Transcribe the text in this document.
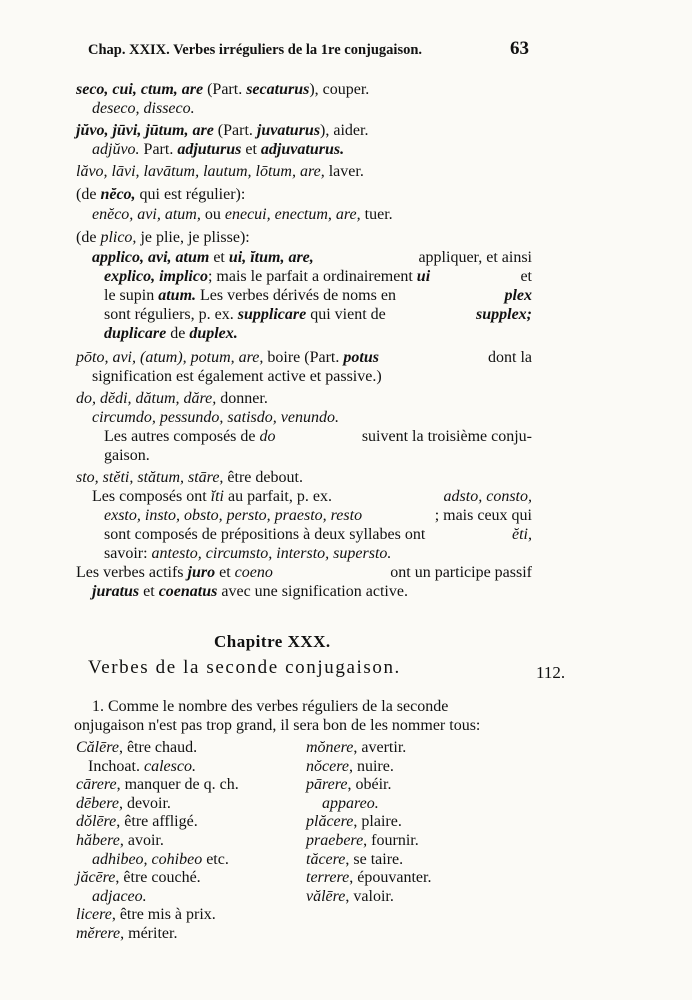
Chap. XXIX. Verbes irréguliers de la 1re conjugaison.	63
seco, cui, ctum, are (Part. secaturus), couper.
deseco, disseco.
jŭvo, jūvi, jūtum, are (Part. juvaturus), aider.
adjŭvo. Part. adjuturus et adjuvaturus.
lăvo, lāvi, lavātum, lautum, lōtum, are, laver.
(de nĕco, qui est régulier):
enĕco, avi, atum, ou enecui, enectum, are, tuer.
(de plico, je plie, je plisse):
applico, avi, atum et ui, ĭtum, are,	appliquer, et ainsi
explico, implico; mais le parfait a ordinairement ui	et
le supin atum. Les verbes dérivés de noms en	plex
sont réguliers, p. ex. supplicare qui vient de	supplex;
duplicare de duplex.
pōto, avi, (atum), potum, are, boire (Part. potus	dont la
signification est également active et passive.)
do, dĕdi, dătum, dăre, donner.
circumdo, pessundo, satisdo, venundo.
Les autres composés de do	suivent la troisième conju-
gaison.
sto, stĕti, stătum, stāre, être debout.
Les composés ont ĭti au parfait, p. ex.	adsto, consto,
exsto, insto, obsto, persto, praesto, resto	; mais ceux qui
sont composés de prépositions à deux syllabes ont	ĕti,
savoir: antesto, circumsto, intersto, supersto.
Les verbes actifs juro et coeno	ont un participe passif
juratus et coenatus avec une signification active.
Chapitre XXX.
Verbes de la seconde conjugaison.	112.
1. Comme le nombre des verbes réguliers de la seconde
onjugaison n'est pas trop grand, il sera bon de les nommer tous:
Călēre, être chaud.
Inchoat. calesco.
cārere, manquer de q. ch.
dēbere, devoir.
dŏlēre, être affligé.
hăbere, avoir.
adhibeo, cohibeo etc.
jăcēre, être couché.
adjaceo.
licere, être mis à prix.
mĕrere, mériter.
mŏnere, avertir.
nŏcere, nuire.
pārere, obéir.
appareo.
plăcere, plaire.
praebere, fournir.
tăcere, se taire.
terrere, épouvanter.
vălēre, valoir.
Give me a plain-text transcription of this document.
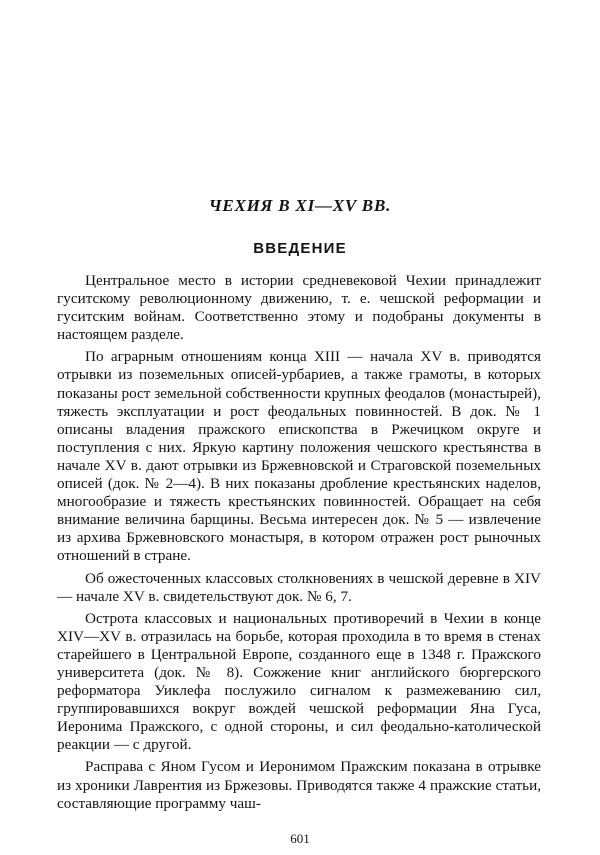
ЧЕХИЯ В XI—XV ВВ.
ВВЕДЕНИЕ

Центральное место в истории средневековой Чехии принадлежит гуситскому революционному движению, т. е. чешской реформации и гуситским войнам. Соответственно этому и подобраны документы в настоящем разделе.

По аграрным отношениям конца XIII — начала XV в. приводятся отрывки из поземельных описей-урбариев, а также грамоты, в которых показаны рост земельной собственности крупных феодалов (монастырей), тяжесть эксплуатации и рост феодальных повинностей. В док. № 1 описаны владения пражского епископства в Ржечицком округе и поступления с них. Яркую картину положения чешского крестьянства в начале XV в. дают отрывки из Бржевновской и Страговской поземельных описей (док. № 2—4). В них показаны дробление крестьянских наделов, многообразие и тяжесть крестьянских повинностей. Обращает на себя внимание величина барщины. Весьма интересен док. № 5 — извлечение из архива Бржевновского монастыря, в котором отражен рост рыночных отношений в стране.

Об ожесточенных классовых столкновениях в чешской деревне в XIV — начале XV в. свидетельствуют док. № 6, 7.

Острота классовых и национальных противоречий в Чехии в конце XIV—XV в. отразилась на борьбе, которая проходила в то время в стенах старейшего в Центральной Европе, созданного еще в 1348 г. Пражского университета (док. № 8). Сожжение книг английского бюргерского реформатора Уиклефа послужило сигналом к размежеванию сил, группировавшихся вокруг вождей чешской реформации Яна Гуса, Иеронима Пражского, с одной стороны, и сил феодально-католической реакции — с другой.

Расправа с Яном Гусом и Иеронимом Пражским показана в отрывке из хроники Лаврентия из Бржезовы. Приводятся также 4 пражские статьи, составляющие программу чаш-

601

• _WHAT IS REQUIRED_
Would you set down the listing exactly, omitting pictures?

• _ANSWER TO THE TASK_
Transcribe the text in this document.
Chap. XXIX. Verbes irréguliers de la 1re conjugaison.	63
seco, cui, ctum, are (Part. secaturus), couper.
deseco, disseco.
jŭvo, jūvi, jūtum, are (Part. juvaturus), aider.
adjŭvo. Part. adjuturus et adjuvaturus.
lăvo, lāvi, lavātum, lautum, lōtum, are, laver.
(de nĕco, qui est régulier):
enĕco, avi, atum, ou enecui, enectum, are, tuer.
(de plico, je plie, je plisse):
applico, avi, atum et ui, ĭtum, are,	appliquer, et ainsi
explico, implico; mais le parfait a ordinairement ui	et
le supin atum. Les verbes dérivés de noms en	plex
sont réguliers, p. ex. supplicare qui vient de	supplex;
duplicare de duplex.
pōto, avi, (atum), potum, are, boire (Part. potus	dont la
signification est également active et passive.)
do, dĕdi, dătum, dăre, donner.
circumdo, pessundo, satisdo, venundo.
Les autres composés de do	suivent la troisième conju-
gaison.
sto, stĕti, stătum, stāre, être debout.
Les composés ont ĭti au parfait, p. ex.	adsto, consto,
exsto, insto, obsto, persto, praesto, resto	; mais ceux qui
sont composés de prépositions à deux syllabes ont	ĕti,
savoir: antesto, circumsto, intersto, supersto.
Les verbes actifs juro et coeno	ont un participe passif
juratus et coenatus avec une signification active.
Chapitre XXX.
Verbes de la seconde conjugaison.	112.
1. Comme le nombre des verbes réguliers de la seconde
onjugaison n'est pas trop grand, il sera bon de les nommer tous:
Călēre, être chaud.
Inchoat. calesco.
cārere, manquer de q. ch.
dēbere, devoir.
dŏlēre, être affligé.
hăbere, avoir.
adhibeo, cohibeo etc.
jăcēre, être couché.
adjaceo.
licere, être mis à prix.
mĕrere, mériter.
mŏnere, avertir.
nŏcere, nuire.
pārere, obéir.
appareo.
plăcere, plaire.
praebere, fournir.
tăcere, se taire.
terrere, épouvanter.
vălēre, valoir.
Give me a plain-text transcription of this document.
ЧЕХИЯ В XI—XV ВВ.
ВВЕДЕНИЕ

Центральное место в истории средневековой Чехии принадлежит гуситскому революционному движению, т. е. чешской реформации и гуситским войнам. Соответственно этому и подобраны документы в настоящем разделе.

По аграрным отношениям конца XIII — начала XV в. приводятся отрывки из поземельных описей-урбариев, а также грамоты, в которых показаны рост земельной собственности крупных феодалов (монастырей), тяжесть эксплуатации и рост феодальных повинностей. В док. № 1 описаны владения пражского епископства в Ржечицком округе и поступления с них. Яркую картину положения чешского крестьянства в начале XV в. дают отрывки из Бржевновской и Страговской поземельных описей (док. № 2—4). В них показаны дробление крестьянских наделов, многообразие и тяжесть крестьянских повинностей. Обращает на себя внимание величина барщины. Весьма интересен док. № 5 — извлечение из архива Бржевновского монастыря, в котором отражен рост рыночных отношений в стране.

Об ожесточенных классовых столкновениях в чешской деревне в XIV — начале XV в. свидетельствуют док. № 6, 7.

Острота классовых и национальных противоречий в Чехии в конце XIV—XV в. отразилась на борьбе, которая проходила в то время в стенах старейшего в Центральной Европе, созданного еще в 1348 г. Пражского университета (док. № 8). Сожжение книг английского бюргерского реформатора Уиклефа послужило сигналом к размежеванию сил, группировавшихся вокруг вождей чешской реформации Яна Гуса, Иеронима Пражского, с одной стороны, и сил феодально-католической реакции — с другой.

Расправа с Яном Гусом и Иеронимом Пражским показана в отрывке из хроники Лаврентия из Бржезовы. Приводятся также 4 пражские статьи, составляющие программу чаш-

601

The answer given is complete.